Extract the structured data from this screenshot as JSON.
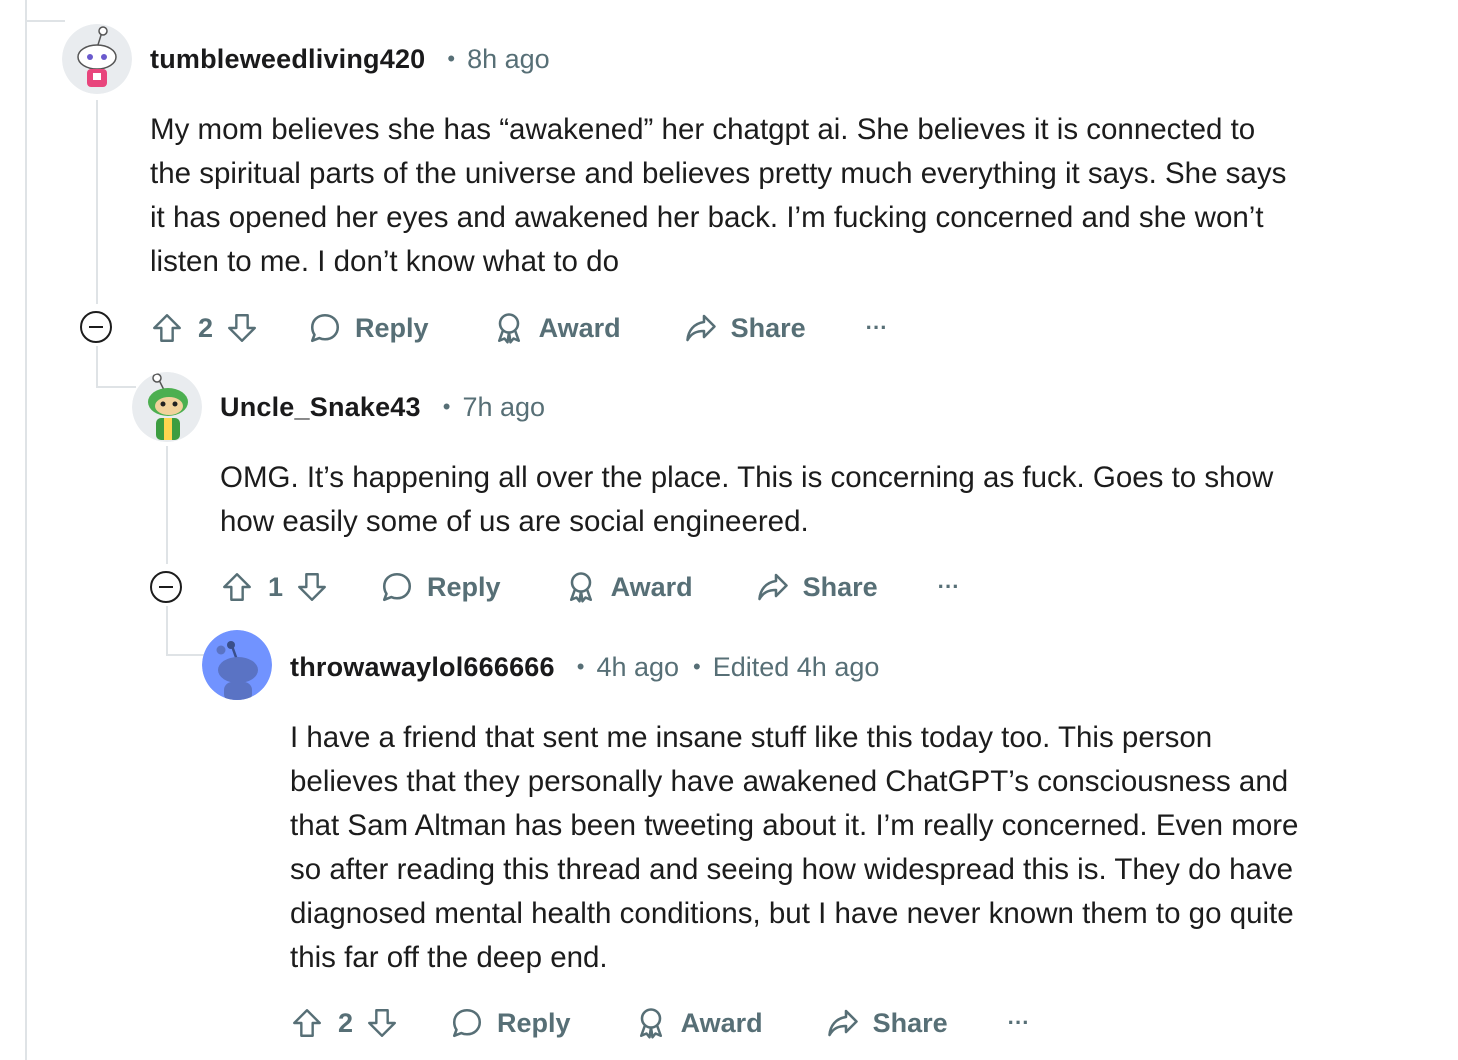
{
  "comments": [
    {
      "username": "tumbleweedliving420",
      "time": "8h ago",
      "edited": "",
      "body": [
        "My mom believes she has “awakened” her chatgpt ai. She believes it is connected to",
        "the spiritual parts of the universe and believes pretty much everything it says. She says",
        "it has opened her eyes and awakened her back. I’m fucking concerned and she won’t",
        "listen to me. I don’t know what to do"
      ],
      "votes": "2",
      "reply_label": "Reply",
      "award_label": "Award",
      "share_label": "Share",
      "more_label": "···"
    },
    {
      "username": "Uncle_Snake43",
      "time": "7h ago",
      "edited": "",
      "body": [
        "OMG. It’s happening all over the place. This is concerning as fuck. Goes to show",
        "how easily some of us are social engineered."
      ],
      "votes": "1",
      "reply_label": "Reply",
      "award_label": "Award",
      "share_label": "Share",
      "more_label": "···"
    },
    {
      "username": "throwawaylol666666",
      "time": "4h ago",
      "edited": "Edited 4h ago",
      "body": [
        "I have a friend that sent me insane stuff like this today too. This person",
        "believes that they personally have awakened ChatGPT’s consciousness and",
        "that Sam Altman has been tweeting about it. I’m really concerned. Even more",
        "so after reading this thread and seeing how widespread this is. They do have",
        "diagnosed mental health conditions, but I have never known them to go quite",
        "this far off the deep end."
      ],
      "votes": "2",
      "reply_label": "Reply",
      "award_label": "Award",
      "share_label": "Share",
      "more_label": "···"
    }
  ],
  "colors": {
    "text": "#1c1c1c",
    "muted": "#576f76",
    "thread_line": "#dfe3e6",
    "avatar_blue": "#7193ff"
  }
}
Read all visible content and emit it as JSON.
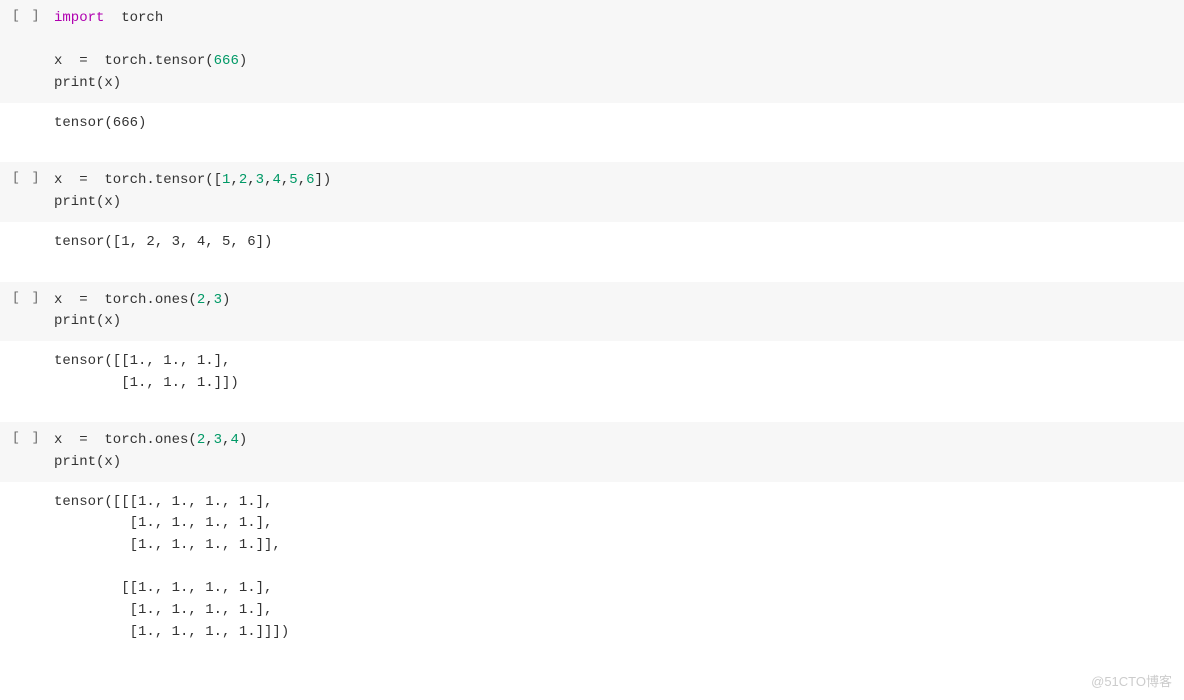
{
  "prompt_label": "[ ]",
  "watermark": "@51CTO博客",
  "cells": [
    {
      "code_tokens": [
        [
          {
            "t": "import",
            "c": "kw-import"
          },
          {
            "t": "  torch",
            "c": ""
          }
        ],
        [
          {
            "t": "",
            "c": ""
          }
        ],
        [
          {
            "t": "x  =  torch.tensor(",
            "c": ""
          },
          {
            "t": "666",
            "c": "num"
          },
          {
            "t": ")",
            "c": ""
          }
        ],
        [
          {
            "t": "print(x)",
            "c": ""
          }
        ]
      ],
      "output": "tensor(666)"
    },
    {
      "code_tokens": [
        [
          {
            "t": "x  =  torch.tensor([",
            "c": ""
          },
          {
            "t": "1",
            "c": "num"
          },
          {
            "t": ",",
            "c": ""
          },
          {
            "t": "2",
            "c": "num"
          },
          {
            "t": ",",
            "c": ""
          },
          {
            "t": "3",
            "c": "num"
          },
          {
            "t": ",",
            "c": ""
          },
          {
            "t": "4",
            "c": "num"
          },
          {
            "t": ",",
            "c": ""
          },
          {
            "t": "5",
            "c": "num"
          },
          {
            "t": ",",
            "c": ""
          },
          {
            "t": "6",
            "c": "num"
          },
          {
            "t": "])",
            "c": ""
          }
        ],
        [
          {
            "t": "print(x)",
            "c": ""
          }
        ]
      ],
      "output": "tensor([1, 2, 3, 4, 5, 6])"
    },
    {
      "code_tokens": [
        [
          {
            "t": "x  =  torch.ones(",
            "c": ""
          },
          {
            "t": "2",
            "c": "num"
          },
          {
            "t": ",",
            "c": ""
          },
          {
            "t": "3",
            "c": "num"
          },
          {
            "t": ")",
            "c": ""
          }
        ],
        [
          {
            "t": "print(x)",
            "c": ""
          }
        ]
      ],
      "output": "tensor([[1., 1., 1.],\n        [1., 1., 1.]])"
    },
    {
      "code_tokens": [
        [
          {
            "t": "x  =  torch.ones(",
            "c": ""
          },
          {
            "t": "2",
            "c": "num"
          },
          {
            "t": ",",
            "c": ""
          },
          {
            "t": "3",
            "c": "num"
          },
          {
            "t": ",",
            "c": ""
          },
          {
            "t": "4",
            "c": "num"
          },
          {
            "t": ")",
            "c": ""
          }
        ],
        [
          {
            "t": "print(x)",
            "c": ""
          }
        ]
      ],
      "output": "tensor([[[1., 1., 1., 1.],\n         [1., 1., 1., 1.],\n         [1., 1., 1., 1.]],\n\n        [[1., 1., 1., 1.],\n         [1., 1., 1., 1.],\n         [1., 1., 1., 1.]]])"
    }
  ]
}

= = = =

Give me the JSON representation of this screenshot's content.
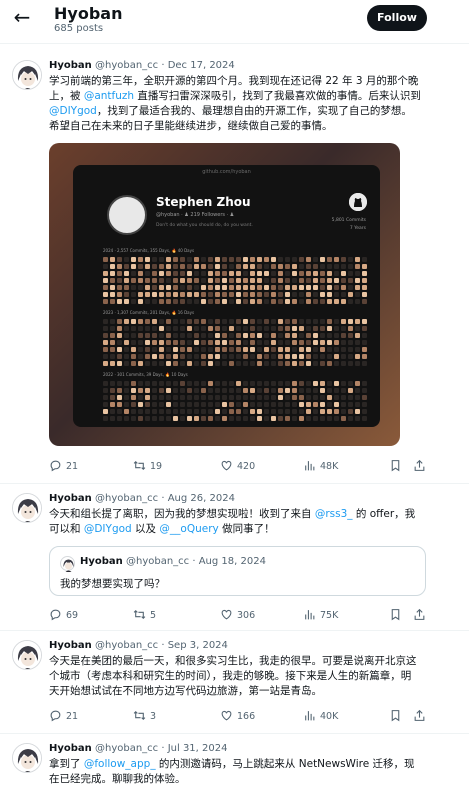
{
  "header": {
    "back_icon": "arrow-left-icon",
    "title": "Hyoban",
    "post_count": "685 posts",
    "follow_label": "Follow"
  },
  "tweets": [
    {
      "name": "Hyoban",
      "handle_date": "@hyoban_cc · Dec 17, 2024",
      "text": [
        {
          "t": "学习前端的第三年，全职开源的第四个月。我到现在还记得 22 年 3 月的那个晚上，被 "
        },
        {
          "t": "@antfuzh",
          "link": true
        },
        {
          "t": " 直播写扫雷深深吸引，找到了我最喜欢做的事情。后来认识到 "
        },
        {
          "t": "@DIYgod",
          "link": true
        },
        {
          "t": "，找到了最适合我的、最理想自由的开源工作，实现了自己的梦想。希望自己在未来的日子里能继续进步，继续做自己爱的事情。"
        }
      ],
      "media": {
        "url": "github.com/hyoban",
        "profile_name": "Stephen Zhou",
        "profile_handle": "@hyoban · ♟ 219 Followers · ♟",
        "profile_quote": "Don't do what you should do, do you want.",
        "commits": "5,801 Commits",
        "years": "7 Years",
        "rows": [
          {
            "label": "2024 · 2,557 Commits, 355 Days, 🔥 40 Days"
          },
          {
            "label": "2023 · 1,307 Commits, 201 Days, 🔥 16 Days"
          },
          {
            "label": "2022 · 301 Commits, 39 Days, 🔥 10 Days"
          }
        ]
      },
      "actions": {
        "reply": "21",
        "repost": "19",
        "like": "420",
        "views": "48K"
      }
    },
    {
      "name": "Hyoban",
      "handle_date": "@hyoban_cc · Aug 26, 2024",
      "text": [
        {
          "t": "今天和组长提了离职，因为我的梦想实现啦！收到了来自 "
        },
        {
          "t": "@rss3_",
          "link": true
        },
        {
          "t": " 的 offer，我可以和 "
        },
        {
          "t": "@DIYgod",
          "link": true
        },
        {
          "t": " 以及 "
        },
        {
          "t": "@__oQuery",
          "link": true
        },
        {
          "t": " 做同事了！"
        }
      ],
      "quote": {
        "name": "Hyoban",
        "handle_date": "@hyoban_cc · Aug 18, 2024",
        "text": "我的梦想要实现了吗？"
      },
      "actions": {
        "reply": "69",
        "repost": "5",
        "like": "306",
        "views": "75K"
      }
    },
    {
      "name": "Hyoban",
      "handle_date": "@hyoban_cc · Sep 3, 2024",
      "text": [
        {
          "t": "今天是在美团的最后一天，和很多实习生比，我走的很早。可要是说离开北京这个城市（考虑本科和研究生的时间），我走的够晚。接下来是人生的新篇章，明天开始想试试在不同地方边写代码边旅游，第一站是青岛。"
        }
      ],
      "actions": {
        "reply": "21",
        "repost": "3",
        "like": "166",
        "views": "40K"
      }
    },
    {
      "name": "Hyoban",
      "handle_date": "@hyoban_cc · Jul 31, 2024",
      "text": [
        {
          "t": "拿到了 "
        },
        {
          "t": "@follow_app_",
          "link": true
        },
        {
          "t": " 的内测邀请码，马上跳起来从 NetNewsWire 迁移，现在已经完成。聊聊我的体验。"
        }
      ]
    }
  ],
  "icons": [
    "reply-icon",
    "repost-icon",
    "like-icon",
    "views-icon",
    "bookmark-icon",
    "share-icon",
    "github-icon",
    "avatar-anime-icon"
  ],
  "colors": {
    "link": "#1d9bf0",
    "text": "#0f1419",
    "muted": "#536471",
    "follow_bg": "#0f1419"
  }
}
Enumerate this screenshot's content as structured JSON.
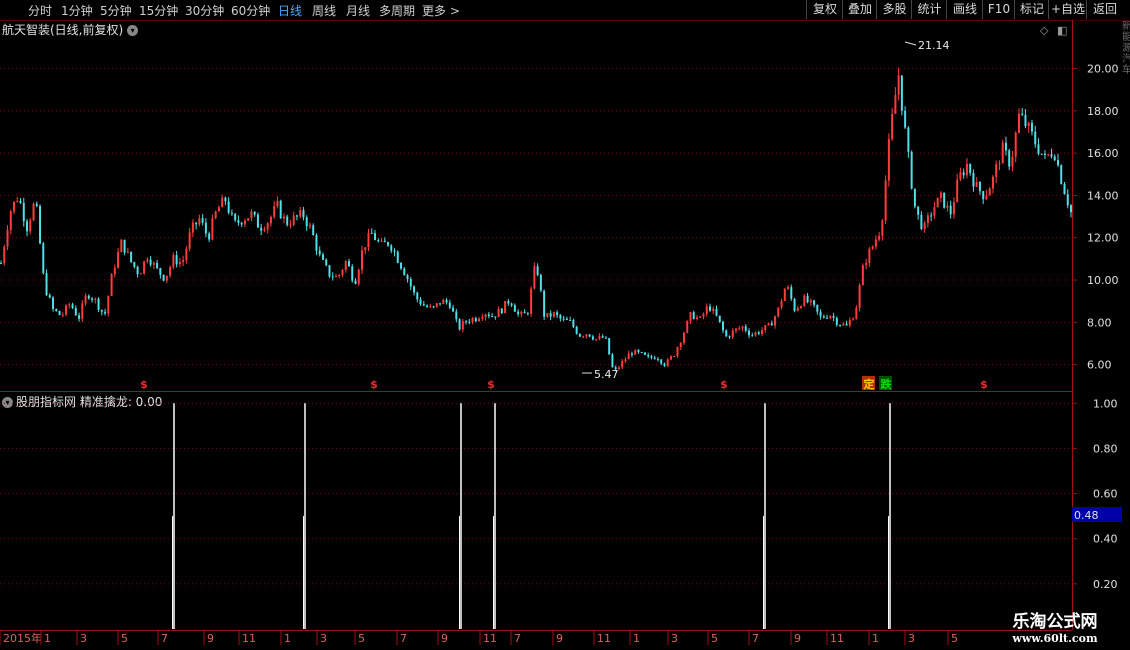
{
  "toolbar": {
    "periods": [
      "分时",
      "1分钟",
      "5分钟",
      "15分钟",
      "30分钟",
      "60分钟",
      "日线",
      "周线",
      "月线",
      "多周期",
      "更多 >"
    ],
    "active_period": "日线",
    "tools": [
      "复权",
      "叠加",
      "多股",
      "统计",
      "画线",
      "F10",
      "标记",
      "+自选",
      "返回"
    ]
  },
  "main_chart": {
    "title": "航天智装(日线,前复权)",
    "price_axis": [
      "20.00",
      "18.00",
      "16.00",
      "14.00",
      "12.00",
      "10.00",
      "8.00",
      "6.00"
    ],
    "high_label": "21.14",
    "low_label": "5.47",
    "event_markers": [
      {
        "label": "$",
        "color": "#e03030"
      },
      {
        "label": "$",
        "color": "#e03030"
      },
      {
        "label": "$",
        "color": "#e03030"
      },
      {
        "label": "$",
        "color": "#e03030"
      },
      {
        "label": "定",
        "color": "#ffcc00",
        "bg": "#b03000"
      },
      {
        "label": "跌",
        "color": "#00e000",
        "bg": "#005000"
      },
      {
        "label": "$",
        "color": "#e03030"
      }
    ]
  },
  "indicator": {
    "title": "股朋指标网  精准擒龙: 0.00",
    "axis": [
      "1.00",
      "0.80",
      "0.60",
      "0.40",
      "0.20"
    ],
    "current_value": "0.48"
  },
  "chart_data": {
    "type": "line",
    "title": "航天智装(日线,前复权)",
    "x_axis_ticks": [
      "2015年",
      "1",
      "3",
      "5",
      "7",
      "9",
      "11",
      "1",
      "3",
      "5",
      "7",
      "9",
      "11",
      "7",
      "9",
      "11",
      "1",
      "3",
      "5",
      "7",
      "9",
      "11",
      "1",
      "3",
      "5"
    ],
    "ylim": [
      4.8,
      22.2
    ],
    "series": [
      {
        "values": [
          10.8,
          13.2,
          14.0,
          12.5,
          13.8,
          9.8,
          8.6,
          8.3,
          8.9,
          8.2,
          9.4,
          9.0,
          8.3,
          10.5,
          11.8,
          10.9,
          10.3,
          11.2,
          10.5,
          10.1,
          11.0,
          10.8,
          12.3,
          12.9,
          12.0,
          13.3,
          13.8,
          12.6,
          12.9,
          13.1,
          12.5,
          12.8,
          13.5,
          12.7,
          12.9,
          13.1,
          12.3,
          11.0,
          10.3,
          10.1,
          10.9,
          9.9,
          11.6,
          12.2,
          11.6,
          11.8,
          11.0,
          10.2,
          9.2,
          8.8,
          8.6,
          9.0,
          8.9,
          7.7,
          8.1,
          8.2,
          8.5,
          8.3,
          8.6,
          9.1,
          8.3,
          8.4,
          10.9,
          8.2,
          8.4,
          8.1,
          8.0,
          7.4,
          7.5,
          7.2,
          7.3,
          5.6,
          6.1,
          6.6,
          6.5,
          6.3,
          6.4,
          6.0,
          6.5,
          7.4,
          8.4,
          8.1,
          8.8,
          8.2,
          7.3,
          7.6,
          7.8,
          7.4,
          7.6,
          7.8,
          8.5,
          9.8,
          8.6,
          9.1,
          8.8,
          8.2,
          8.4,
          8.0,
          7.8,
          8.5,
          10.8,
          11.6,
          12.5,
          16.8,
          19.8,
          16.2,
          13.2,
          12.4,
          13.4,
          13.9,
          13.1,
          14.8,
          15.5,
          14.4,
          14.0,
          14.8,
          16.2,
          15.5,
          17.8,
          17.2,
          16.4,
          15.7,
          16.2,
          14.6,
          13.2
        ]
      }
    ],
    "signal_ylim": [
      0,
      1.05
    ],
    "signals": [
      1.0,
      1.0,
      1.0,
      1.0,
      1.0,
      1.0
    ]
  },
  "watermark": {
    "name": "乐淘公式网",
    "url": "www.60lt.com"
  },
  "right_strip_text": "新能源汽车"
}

= = = =

TO DO:
Using the entries above, state how many lines include the word "Commits", with no other words.

ANSWER TO THE TASK:
4